◆ PROBLEM ◆
Every line holding "size" should be copied from the records below.

*** RECORDS PROVIDED

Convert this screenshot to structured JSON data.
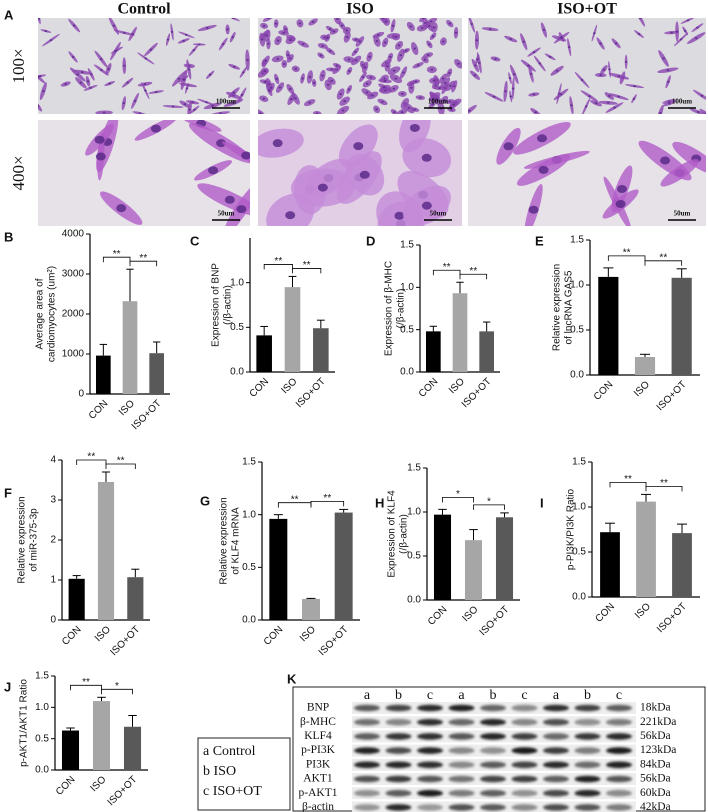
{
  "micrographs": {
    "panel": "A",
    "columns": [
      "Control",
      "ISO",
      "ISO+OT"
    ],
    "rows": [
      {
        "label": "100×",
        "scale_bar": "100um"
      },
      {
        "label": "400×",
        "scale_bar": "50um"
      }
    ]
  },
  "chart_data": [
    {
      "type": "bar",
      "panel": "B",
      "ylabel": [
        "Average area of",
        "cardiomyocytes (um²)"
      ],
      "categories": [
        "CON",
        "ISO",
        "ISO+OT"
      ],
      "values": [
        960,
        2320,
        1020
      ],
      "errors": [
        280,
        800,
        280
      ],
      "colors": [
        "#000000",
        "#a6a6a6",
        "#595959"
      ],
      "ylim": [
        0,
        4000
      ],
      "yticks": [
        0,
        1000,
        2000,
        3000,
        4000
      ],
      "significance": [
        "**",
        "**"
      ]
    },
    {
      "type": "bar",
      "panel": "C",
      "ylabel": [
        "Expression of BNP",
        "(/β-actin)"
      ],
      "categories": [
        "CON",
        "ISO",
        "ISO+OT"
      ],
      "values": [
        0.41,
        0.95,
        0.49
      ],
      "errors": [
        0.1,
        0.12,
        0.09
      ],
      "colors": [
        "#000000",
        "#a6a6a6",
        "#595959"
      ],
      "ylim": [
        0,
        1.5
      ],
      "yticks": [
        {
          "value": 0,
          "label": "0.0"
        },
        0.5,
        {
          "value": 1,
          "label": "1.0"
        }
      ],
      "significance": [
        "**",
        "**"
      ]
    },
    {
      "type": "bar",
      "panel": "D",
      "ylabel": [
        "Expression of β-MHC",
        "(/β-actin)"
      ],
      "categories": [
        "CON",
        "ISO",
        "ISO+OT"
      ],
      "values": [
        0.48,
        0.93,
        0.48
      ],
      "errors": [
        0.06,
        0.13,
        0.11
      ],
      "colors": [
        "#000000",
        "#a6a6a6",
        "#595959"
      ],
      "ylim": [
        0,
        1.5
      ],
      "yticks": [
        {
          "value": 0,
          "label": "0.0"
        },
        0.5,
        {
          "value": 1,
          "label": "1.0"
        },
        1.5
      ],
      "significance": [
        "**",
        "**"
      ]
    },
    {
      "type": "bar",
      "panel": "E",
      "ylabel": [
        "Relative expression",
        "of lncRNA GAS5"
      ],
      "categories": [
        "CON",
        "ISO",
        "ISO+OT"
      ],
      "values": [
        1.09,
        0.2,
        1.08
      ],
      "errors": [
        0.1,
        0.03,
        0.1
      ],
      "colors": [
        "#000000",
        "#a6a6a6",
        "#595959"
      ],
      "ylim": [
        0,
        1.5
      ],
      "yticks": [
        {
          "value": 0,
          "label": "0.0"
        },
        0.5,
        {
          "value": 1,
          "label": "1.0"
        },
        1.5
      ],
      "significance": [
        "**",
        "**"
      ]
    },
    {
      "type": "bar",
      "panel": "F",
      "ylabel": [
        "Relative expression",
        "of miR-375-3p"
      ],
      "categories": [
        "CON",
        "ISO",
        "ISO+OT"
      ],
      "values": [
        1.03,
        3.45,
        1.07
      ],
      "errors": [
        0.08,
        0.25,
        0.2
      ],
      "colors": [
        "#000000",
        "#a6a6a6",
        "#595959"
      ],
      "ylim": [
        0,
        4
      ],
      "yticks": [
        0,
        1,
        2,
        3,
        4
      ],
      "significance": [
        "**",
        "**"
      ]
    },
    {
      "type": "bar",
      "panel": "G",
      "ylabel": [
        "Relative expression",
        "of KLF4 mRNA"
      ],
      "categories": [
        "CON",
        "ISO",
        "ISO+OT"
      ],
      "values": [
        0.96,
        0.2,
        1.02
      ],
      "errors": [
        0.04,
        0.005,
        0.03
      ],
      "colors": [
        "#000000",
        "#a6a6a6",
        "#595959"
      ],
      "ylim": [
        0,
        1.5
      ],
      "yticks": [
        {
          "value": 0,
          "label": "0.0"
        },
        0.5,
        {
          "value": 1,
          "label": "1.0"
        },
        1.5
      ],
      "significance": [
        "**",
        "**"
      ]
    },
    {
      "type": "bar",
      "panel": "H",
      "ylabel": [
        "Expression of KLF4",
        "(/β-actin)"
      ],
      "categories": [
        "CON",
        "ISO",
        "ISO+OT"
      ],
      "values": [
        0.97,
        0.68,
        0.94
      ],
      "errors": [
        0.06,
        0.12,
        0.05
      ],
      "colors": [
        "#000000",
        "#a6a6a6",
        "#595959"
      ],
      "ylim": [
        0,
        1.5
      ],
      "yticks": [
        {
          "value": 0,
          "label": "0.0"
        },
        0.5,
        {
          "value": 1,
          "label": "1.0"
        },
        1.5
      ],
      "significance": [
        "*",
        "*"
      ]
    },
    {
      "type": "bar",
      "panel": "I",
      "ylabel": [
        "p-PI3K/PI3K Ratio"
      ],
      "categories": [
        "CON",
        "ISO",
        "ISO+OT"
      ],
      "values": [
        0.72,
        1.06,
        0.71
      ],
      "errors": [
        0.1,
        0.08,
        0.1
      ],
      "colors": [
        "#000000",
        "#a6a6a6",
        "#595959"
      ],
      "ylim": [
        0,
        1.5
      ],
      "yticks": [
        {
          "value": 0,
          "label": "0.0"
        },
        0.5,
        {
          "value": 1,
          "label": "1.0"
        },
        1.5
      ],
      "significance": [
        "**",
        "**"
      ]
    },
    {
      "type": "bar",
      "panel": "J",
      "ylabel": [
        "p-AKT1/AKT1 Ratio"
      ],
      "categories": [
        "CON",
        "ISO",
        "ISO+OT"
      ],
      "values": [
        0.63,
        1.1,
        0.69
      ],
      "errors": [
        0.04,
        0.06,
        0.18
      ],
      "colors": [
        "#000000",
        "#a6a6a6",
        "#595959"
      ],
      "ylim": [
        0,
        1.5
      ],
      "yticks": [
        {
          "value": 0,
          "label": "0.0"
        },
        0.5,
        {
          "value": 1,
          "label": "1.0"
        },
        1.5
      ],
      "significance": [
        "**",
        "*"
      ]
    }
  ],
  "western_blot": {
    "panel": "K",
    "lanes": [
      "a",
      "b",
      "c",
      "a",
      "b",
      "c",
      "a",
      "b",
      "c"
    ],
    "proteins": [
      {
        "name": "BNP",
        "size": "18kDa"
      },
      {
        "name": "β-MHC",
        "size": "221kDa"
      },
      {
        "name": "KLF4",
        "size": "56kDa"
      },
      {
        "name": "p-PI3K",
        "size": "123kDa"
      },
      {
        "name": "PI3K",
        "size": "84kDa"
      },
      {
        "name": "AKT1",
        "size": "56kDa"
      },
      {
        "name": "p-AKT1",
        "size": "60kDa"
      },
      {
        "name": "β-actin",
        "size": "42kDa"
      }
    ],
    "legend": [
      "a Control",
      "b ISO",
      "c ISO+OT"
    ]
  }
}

******

◆ ANSWER TO THIS TASK ◆
        "size": "18kDa"
        "size": "221kDa"
        "size": "56kDa"
        "size": "123kDa"
        "size": "84kDa"
        "size": "56kDa"
        "size": "60kDa"
        "size": "42kDa"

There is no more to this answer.